PROBLEM TO WORK ON.
Search the records for the word "codes" and pick out every line that has it.

## BEGIN

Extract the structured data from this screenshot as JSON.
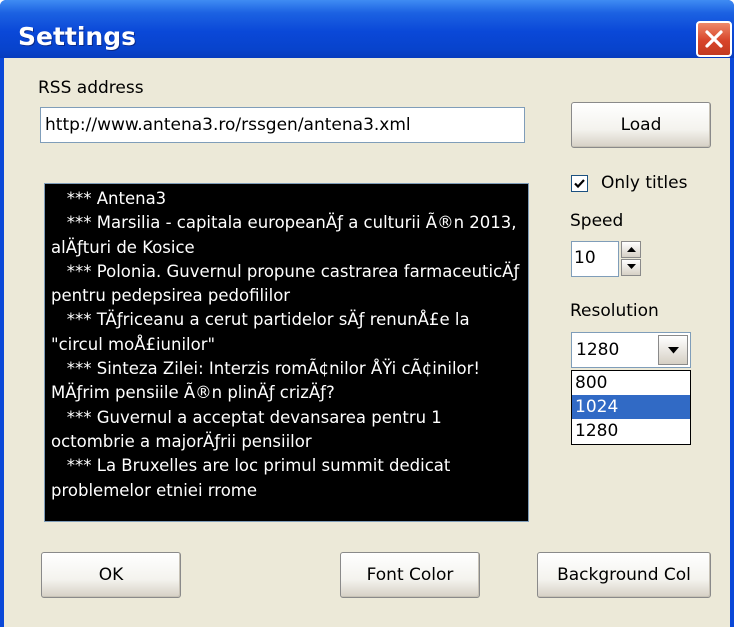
{
  "window": {
    "title": "Settings"
  },
  "rss": {
    "label": "RSS address",
    "value": "http://www.antena3.ro/rssgen/antena3.xml",
    "load_label": "Load"
  },
  "news": {
    "lines": [
      "   *** Antena3",
      "   *** Marsilia - capitala europeanÄƒ a culturii Ã®n 2013, alÄƒturi de Kosice",
      "   *** Polonia. Guvernul propune castrarea farmaceuticÄƒ pentru pedepsirea pedofililor",
      "   *** TÄƒriceanu a cerut partidelor sÄƒ renunÅ£e la \"circul moÅ£iunilor\"",
      "   *** Sinteza Zilei: Interzis romÃ¢nilor ÅŸi cÃ¢inilor! MÄƒrim pensiile Ã®n plinÄƒ crizÄƒ?",
      "   *** Guvernul a acceptat devansarea pentru 1 octombrie a majorÄƒrii pensiilor",
      "   *** La Bruxelles are loc primul summit dedicat problemelor etniei rrome"
    ]
  },
  "options": {
    "only_titles_label": "Only titles",
    "only_titles_checked": true,
    "speed_label": "Speed",
    "speed_value": "10",
    "resolution_label": "Resolution",
    "resolution_value": "1280",
    "resolution_options": [
      "800",
      "1024",
      "1280"
    ],
    "resolution_highlighted": "1024"
  },
  "buttons": {
    "ok_label": "OK",
    "font_color_label": "Font Color",
    "background_label": "Background Col"
  },
  "colors": {
    "titlebar": "#0A48D8",
    "face": "#ECE9D8",
    "close": "#D8452A",
    "highlight": "#316AC5",
    "news_bg": "#000000",
    "news_fg": "#FFFFFF"
  },
  "icons": {
    "close": "close-icon",
    "check": "checkmark-icon",
    "spin_up": "arrow-up-icon",
    "spin_down": "arrow-down-icon",
    "dropdown": "chevron-down-icon"
  }
}
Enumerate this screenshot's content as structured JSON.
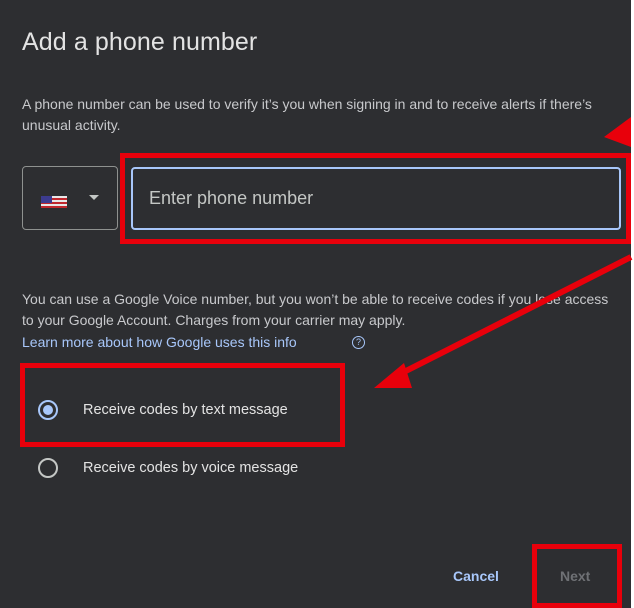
{
  "dialog": {
    "title": "Add a phone number",
    "description": "A phone number can be used to verify it’s you when signing in and to receive alerts if there’s unusual activity."
  },
  "phone": {
    "country_flag": "flag-us",
    "placeholder": "Enter phone number",
    "value": ""
  },
  "voice_note": "You can use a Google Voice number, but you won’t be able to receive codes if you lose access to your Google Account. Charges from your carrier may apply.",
  "learn_more": "Learn more about how Google uses this info",
  "options": [
    {
      "label": "Receive codes by text message",
      "checked": true
    },
    {
      "label": "Receive codes by voice message",
      "checked": false
    }
  ],
  "actions": {
    "cancel": "Cancel",
    "next": "Next"
  },
  "colors": {
    "background": "#2d2e31",
    "accent": "#a8c7fa",
    "annotation": "#e8000b"
  }
}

## END

IN RESPONSE.
  "voice_note": "You can use a Google Voice number, but you won’t be able to receive codes if you lose access to your Google Account. Charges from your carrier may apply.",
      "label": "Receive codes by text message",
      "label": "Receive codes by voice message",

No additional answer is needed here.